[Exercise aim] Find the string "охранной" in the entries and copy each line that has it.

═════ Information given ═════

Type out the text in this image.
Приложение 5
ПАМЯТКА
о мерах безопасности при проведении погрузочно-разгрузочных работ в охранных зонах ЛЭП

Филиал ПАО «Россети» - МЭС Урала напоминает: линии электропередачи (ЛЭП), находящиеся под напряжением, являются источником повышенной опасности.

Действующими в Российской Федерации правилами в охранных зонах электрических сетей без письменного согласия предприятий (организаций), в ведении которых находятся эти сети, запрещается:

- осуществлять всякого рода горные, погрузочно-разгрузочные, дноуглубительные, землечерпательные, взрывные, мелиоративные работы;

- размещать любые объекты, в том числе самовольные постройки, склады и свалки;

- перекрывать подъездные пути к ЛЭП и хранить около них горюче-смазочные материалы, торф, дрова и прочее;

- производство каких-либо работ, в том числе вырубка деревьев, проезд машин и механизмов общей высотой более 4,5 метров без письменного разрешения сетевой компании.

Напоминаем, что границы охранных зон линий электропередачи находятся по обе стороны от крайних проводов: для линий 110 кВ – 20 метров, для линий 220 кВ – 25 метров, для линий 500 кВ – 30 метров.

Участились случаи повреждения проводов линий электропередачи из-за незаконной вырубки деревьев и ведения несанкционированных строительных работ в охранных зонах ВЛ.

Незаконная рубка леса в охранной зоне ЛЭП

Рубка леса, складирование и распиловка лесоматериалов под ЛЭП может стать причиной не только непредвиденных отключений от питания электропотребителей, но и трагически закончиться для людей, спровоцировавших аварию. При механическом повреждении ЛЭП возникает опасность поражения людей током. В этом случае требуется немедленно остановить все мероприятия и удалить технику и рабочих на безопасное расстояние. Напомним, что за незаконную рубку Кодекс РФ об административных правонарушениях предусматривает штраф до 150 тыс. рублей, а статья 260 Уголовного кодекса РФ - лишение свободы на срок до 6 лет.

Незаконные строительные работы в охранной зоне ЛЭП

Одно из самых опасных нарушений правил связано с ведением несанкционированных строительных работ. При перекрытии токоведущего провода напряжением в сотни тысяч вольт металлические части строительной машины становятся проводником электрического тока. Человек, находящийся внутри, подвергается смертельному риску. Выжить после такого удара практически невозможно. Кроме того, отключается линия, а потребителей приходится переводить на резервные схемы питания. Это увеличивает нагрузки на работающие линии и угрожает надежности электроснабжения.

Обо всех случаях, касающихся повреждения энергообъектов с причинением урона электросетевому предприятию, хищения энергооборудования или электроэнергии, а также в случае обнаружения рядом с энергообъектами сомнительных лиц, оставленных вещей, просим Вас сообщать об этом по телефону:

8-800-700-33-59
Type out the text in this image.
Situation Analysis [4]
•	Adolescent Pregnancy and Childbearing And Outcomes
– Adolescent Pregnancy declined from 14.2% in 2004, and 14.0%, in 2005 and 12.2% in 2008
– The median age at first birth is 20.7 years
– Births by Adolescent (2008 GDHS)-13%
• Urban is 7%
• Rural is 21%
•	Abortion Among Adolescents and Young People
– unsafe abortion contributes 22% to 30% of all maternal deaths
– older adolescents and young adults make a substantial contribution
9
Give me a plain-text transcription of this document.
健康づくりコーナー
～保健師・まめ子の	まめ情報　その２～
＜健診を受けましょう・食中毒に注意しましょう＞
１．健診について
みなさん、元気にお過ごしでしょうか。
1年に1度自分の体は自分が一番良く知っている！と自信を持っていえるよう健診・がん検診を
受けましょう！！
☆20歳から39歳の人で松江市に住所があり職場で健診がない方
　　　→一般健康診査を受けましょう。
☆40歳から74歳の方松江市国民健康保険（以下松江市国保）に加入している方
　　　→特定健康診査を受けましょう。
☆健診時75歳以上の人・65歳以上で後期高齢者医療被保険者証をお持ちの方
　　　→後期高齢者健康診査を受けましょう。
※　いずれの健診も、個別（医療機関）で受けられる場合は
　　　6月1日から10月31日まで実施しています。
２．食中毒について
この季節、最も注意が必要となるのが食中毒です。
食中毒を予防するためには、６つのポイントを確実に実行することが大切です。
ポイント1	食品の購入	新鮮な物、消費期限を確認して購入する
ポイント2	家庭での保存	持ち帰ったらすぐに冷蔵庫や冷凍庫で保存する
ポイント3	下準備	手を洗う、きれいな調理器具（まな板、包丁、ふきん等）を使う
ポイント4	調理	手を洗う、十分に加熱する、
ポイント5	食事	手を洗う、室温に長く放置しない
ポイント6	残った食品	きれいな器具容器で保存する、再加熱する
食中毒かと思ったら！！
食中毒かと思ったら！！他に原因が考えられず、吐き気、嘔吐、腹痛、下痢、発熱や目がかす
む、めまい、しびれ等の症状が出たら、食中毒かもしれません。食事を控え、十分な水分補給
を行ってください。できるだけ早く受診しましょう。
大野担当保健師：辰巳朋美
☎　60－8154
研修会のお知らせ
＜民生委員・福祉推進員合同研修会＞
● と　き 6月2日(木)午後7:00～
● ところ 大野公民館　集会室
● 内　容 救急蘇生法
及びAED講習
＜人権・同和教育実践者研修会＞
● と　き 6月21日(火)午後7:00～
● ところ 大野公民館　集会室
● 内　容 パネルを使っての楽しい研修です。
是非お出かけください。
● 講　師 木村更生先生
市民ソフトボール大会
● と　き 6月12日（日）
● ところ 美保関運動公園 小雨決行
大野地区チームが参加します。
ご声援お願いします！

═════

[Solution]
Незаконная рубка леса в охранной зоне ЛЭП
Незаконные строительные работы в охранной зоне ЛЭП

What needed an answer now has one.